INSTRUCTION 1
Edit the stretch from "- 1995–1998: Monaco" through "Al-Rayyan / 19 / (8)" in the article on Ali Benarbia below, replacing "Bordeaux" with "Girondins de Bordeaux".

SOURCE
[start]

Ali Benarbia

Personal information
- Full name: Ali Benarbia
- Date of birth: 8 October 1968 (age 57)
- Place of birth: Oran, Algeria
- Height: 1.71 m (5 ft 7 in)
- Position: Midfielder

Senior career*
- Years: Team / Apps / (Gls)
- 1985–1995: Martigues / 201 / (23)
- 1995–1998: Monaco / 90 / (8)
- 1998–1999: Bordeaux / 25 / (3)
- 1999–2001: Paris Saint-Germain / 42 / (0)
- 2001–2003: Manchester City / 71 / (11)
- 2003–2005: Al-Rayyan / 19 / (8)
- 2005–2006: Qatar SC / 6 / (1)
- Total:  / 454 / (54)

International career
- 2000–2001: Algeria / 7 / (0)

= Ali Benarbia =

Algerian footballer (born 1968)

Ali Benarbia (علي بن عربية; born 8 October 1968) is an Algerian former professional footballer who played as a midfielder. He is a TV presenter for Al Jazeera Sports in Doha.

As a player he was a midfielder who notably spent time playing in Ligue 1 and the Premier League between 1995 and 2003 playing with Monaco, Bordeaux, Paris Saint-Germain and Manchester City. He also had spells with Martigues, Al-Rayyan and Qatar SC. He was capped seven times by Algeria between 2000 and 2001.

Benarbia is fondly remembered for his time at Manchester City and was nicknamed "The Algerian Magician".

== Early life ==
Ali Benarbia was born in Oran, Algeria, with his family originating from Sidi Bel Abbès. When he was only a year old, the family settled in south of France. It was not long before the young Ali started kicking a ball around on the streets.

== Club career ==
Benarbia grabbed the attention of district side ROC Narbonne at only 10 years and seven years later he signed for FC Martigues. Encouraged by his father, Benarbia wanted to have a professional career in the game but knew that it would only come through hard-work. Playing in the youth team, Benarbia was quickly promoted to the first team in 1987 and went on to help the club into the French first division after winning the second division title in 1993. He was part of the side that was promoted to Ligue 1 in 1993, operating as a midfielder.

=== Monaco ===
After Martigues were relegated in 1995, Benarbia was signed by AS Monaco and two seasons later he helped the club to a league title. In season 1997–98, he was named Player of the Year in the France but still no call came from the French coach. Bénarbia had turned down several offers to play for his home country of Algeria, as he had always hoped to play for France. Benarbia also played in Jean Tigana's talented Monaco side which famously put Manchester United out of the Champions League in 1998 on away goals after a 1–1 draw at Old Trafford.

[end]

Extracted records:
[start]

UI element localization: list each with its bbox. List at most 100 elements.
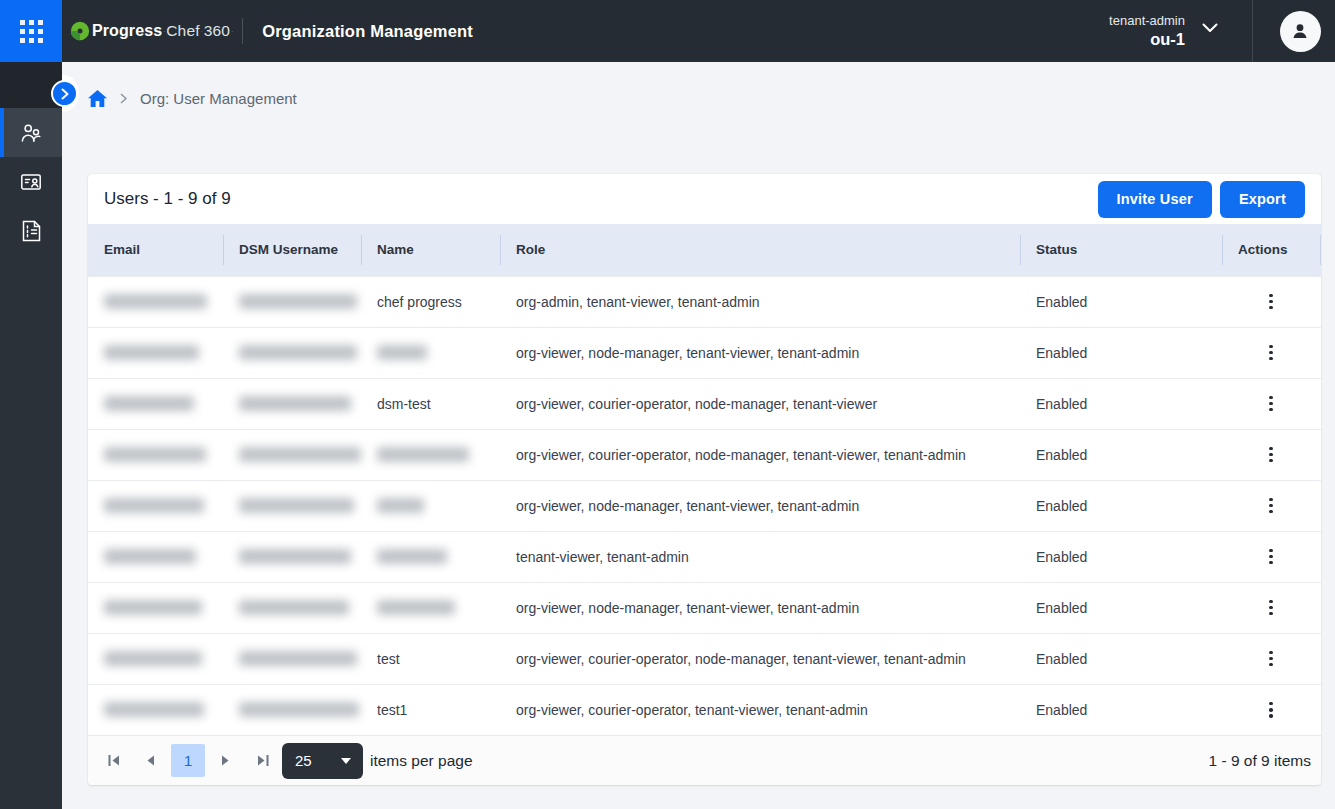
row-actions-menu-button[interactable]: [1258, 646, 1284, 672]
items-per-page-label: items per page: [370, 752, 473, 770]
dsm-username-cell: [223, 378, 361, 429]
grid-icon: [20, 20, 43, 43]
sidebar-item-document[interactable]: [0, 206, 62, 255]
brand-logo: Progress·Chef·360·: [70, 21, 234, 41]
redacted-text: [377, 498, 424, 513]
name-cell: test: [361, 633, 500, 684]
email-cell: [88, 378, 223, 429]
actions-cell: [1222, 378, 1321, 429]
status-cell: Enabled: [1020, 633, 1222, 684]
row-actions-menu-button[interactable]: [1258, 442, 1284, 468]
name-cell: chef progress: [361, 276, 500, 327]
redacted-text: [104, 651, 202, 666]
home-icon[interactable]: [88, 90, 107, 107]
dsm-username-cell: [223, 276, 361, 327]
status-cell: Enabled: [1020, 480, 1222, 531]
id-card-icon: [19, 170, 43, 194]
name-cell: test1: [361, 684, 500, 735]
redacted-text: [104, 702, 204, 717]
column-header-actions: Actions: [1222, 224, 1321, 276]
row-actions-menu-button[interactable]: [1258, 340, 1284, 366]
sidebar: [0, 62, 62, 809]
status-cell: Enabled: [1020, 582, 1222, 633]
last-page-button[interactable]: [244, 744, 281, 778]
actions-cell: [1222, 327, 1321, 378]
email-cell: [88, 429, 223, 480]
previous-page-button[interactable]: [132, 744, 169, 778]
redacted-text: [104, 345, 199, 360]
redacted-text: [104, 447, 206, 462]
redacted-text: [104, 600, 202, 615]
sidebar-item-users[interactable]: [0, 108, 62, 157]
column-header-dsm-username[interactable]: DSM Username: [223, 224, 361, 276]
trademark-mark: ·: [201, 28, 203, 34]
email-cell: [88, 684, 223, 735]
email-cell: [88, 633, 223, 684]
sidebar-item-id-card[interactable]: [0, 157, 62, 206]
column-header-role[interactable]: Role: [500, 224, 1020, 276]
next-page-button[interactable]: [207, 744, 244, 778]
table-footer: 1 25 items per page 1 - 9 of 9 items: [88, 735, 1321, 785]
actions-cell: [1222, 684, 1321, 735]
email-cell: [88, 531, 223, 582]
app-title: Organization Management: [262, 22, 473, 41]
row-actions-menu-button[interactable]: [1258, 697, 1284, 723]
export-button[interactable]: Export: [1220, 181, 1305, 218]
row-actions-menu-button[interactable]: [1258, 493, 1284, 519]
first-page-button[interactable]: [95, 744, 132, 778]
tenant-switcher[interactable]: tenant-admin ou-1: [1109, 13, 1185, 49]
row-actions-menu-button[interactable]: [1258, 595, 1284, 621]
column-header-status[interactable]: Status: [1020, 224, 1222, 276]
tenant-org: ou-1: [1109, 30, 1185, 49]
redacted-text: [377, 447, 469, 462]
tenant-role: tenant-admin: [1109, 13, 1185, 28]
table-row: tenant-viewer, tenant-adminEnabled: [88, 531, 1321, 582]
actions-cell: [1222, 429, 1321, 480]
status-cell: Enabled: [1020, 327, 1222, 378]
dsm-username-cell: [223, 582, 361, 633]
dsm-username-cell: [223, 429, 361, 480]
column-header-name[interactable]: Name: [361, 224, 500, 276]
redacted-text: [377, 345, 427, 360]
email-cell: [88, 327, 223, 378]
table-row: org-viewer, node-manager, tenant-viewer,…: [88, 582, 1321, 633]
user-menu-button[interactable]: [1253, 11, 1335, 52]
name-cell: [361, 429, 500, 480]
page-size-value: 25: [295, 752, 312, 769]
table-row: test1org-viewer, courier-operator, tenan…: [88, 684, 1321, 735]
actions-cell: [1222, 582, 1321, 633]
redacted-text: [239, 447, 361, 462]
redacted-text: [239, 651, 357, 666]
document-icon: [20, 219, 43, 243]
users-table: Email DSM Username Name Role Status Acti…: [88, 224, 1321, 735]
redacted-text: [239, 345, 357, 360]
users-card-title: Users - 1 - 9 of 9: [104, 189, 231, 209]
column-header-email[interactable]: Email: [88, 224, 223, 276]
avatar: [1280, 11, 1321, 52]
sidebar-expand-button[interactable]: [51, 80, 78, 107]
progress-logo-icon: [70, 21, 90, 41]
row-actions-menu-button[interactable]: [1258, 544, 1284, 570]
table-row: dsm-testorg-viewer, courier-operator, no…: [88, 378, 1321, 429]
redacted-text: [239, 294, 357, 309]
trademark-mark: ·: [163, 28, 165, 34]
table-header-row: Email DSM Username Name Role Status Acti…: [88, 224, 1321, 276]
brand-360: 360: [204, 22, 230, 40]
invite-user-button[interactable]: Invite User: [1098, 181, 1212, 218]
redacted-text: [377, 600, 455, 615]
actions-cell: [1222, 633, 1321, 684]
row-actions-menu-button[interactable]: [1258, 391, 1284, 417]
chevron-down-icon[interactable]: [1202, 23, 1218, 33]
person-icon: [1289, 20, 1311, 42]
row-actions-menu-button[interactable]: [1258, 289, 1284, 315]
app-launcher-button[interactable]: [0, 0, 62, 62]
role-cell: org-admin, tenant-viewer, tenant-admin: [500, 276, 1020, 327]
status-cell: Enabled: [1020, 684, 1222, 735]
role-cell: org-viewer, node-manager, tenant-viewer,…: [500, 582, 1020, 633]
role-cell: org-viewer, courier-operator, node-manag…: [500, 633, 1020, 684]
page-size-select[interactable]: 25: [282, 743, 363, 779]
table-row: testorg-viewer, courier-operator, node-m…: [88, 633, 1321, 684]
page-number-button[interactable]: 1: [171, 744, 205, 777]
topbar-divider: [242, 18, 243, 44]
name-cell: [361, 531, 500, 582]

[end]
[start]

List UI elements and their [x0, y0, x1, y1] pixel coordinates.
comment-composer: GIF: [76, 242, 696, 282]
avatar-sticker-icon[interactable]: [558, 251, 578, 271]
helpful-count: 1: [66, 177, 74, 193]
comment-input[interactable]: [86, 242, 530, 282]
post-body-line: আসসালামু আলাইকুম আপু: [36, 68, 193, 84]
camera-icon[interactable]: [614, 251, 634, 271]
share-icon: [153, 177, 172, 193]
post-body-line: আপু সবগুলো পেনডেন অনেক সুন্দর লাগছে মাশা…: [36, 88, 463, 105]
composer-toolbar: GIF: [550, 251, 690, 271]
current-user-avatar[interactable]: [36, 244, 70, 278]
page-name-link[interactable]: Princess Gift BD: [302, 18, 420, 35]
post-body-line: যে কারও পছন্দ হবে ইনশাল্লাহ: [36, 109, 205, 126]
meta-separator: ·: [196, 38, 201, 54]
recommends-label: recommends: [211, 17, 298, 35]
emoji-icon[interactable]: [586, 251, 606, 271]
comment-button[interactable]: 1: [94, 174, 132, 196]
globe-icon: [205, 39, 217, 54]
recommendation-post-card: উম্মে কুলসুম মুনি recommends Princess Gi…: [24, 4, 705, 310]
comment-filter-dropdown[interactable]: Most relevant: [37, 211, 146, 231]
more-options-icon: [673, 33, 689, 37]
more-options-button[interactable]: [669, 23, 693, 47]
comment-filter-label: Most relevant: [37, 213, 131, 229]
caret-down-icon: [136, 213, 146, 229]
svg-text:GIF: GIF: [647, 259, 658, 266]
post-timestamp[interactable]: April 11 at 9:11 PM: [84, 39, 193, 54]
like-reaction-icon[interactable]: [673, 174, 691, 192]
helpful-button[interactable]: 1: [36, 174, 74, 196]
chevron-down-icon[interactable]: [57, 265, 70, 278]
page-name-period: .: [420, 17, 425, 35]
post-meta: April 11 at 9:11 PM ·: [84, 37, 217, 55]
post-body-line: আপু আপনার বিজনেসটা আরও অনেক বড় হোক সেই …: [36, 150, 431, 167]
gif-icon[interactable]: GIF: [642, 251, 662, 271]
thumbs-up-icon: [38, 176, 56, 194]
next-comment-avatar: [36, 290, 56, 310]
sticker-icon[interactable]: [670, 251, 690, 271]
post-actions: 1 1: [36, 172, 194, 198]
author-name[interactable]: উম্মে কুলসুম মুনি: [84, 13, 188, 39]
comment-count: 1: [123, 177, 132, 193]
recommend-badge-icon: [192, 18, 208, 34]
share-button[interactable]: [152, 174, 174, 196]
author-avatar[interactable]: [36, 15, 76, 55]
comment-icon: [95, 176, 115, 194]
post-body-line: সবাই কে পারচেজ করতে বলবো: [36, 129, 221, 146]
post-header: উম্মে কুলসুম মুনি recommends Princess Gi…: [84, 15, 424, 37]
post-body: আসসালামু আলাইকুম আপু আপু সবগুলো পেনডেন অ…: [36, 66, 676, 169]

[end]
[start]

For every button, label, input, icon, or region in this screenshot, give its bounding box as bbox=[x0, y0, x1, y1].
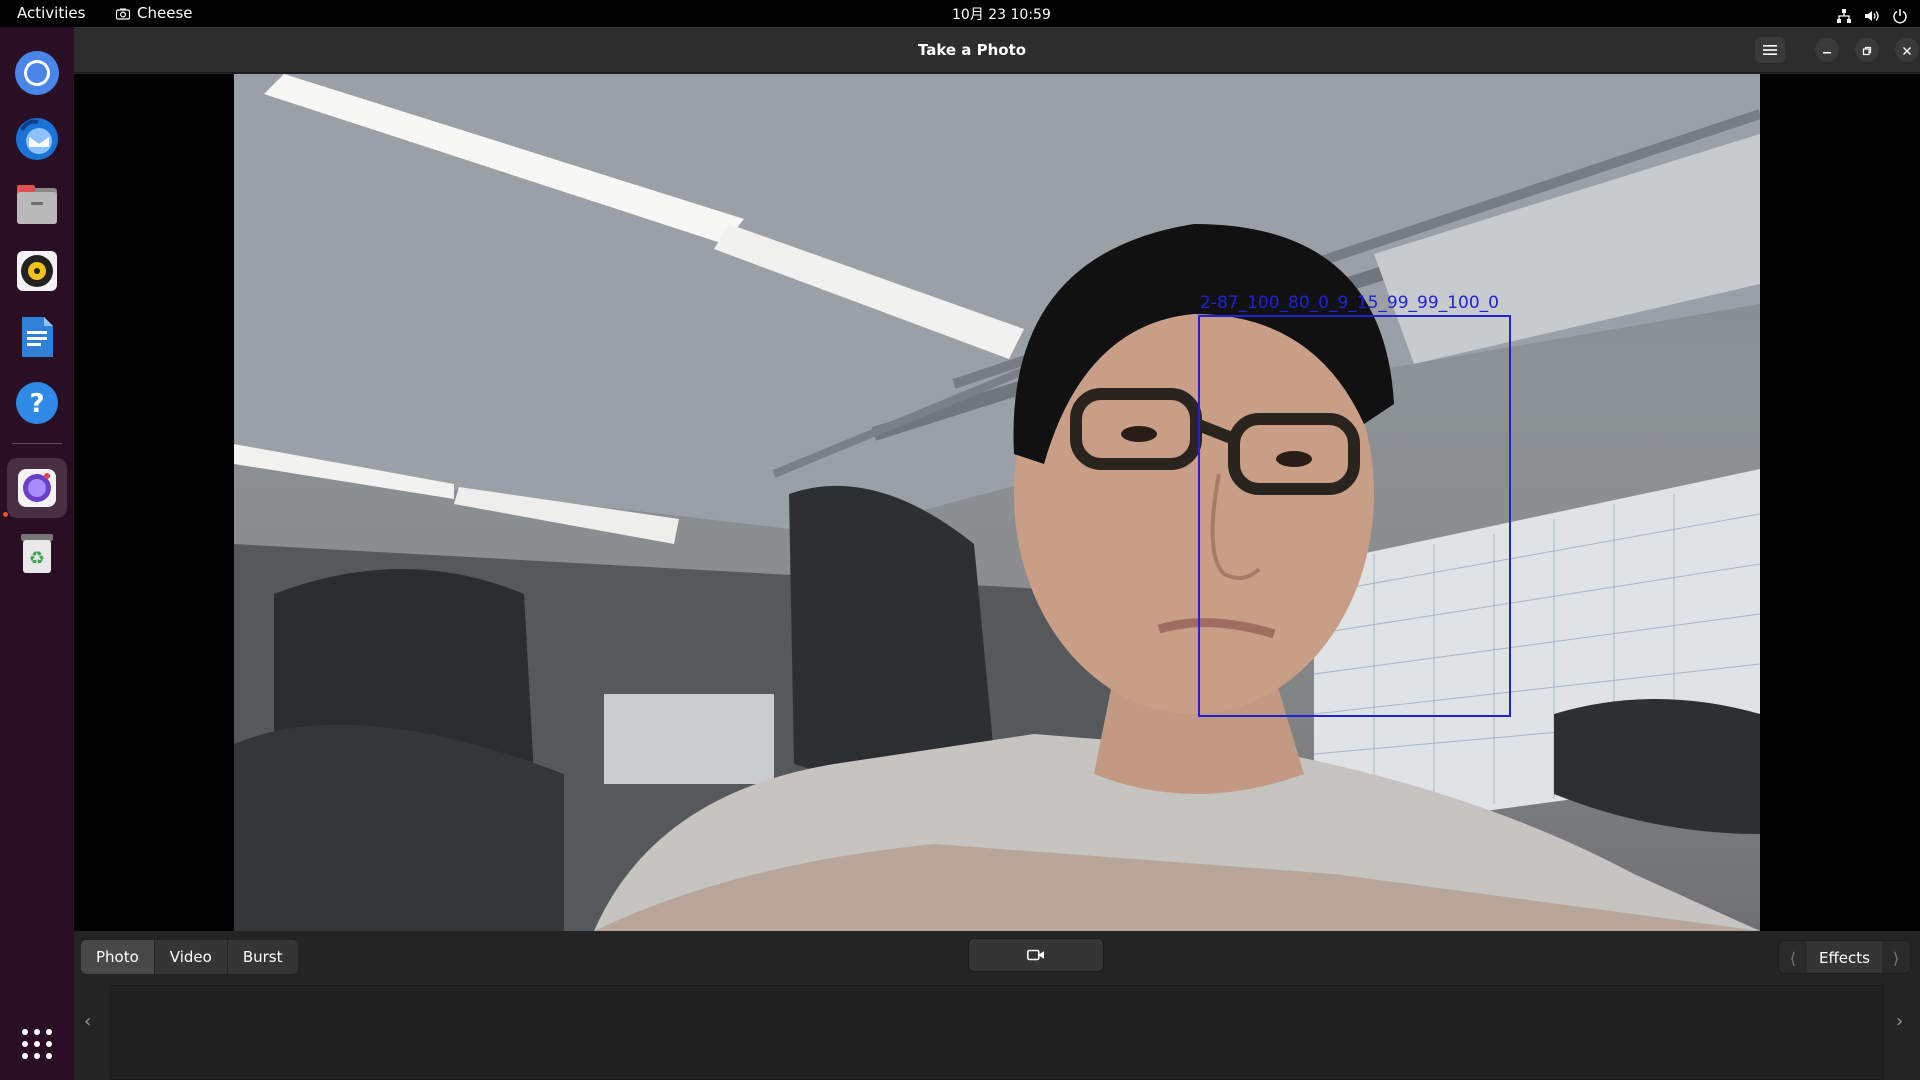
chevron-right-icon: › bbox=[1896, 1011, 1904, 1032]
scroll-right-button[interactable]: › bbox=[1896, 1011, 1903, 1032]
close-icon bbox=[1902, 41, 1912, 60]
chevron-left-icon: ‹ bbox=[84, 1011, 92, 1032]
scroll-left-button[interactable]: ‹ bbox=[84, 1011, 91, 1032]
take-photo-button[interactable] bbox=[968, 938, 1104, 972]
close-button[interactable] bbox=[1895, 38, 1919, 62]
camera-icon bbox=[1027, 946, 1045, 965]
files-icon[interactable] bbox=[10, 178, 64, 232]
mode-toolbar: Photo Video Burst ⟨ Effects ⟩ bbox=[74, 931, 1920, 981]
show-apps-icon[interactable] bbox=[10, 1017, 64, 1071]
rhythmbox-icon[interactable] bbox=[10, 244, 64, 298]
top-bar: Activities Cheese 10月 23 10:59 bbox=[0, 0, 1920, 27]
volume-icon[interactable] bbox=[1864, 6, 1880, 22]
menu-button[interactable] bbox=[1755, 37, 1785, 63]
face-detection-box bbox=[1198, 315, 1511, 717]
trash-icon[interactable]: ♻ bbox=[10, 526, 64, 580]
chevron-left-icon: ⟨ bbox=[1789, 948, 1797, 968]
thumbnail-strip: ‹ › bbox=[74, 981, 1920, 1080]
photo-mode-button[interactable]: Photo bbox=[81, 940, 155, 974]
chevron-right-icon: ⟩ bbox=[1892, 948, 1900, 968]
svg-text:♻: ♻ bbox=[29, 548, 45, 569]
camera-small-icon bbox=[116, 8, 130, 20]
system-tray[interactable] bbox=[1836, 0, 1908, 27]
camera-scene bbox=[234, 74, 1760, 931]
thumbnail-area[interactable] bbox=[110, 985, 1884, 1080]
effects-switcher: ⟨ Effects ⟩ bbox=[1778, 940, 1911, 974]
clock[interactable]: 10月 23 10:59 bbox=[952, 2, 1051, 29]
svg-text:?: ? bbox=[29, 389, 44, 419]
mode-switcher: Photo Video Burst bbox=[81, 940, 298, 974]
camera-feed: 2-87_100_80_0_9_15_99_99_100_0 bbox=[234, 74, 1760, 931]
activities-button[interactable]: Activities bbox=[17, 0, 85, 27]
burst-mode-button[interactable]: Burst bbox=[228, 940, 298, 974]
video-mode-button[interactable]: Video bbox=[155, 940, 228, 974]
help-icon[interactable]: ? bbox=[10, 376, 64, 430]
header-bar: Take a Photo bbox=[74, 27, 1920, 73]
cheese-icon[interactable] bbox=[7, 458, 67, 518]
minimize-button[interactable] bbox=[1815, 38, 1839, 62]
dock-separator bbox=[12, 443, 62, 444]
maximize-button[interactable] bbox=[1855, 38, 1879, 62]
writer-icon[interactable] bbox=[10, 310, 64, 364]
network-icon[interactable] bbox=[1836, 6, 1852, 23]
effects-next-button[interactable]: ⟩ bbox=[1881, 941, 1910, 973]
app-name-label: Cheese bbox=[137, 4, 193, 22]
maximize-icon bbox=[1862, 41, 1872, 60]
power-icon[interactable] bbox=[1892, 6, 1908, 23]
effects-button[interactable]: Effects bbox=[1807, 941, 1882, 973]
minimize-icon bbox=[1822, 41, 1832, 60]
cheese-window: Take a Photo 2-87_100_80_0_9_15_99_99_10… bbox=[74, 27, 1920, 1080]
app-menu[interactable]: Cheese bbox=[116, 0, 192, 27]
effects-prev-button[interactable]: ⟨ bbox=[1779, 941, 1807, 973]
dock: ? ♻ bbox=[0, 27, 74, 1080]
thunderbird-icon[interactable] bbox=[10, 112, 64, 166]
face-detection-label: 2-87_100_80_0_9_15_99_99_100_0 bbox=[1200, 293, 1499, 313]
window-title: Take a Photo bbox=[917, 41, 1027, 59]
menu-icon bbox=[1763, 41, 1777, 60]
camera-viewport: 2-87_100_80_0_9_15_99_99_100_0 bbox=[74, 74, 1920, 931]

[end]

INSTRUCTION 2
From the extracted records above, print the stretch from the line that contains "List UI elements" through the line that contains "comment-input[interactable]: [86, 242, 530, 282]", including both of those lines.

CORRECT OUTPUT 1
- 1995–1998: Monaco / 90 / (8)
- 1998–1999: Girondins de Bordeaux / 25 / (3)
- 1999–2001: Paris Saint-Germain / 42 / (0)
- 2001–2003: Manchester City / 71 / (11)
- 2003–2005: Al-Rayyan / 19 / (8)

CORRECT OUTPUT 2
List UI elements and their [x0, y0, x1, y1] pixel coordinates.
comment-composer: GIF: [76, 242, 696, 282]
avatar-sticker-icon[interactable]: [558, 251, 578, 271]
helpful-count: 1: [66, 177, 74, 193]
comment-input[interactable]: [86, 242, 530, 282]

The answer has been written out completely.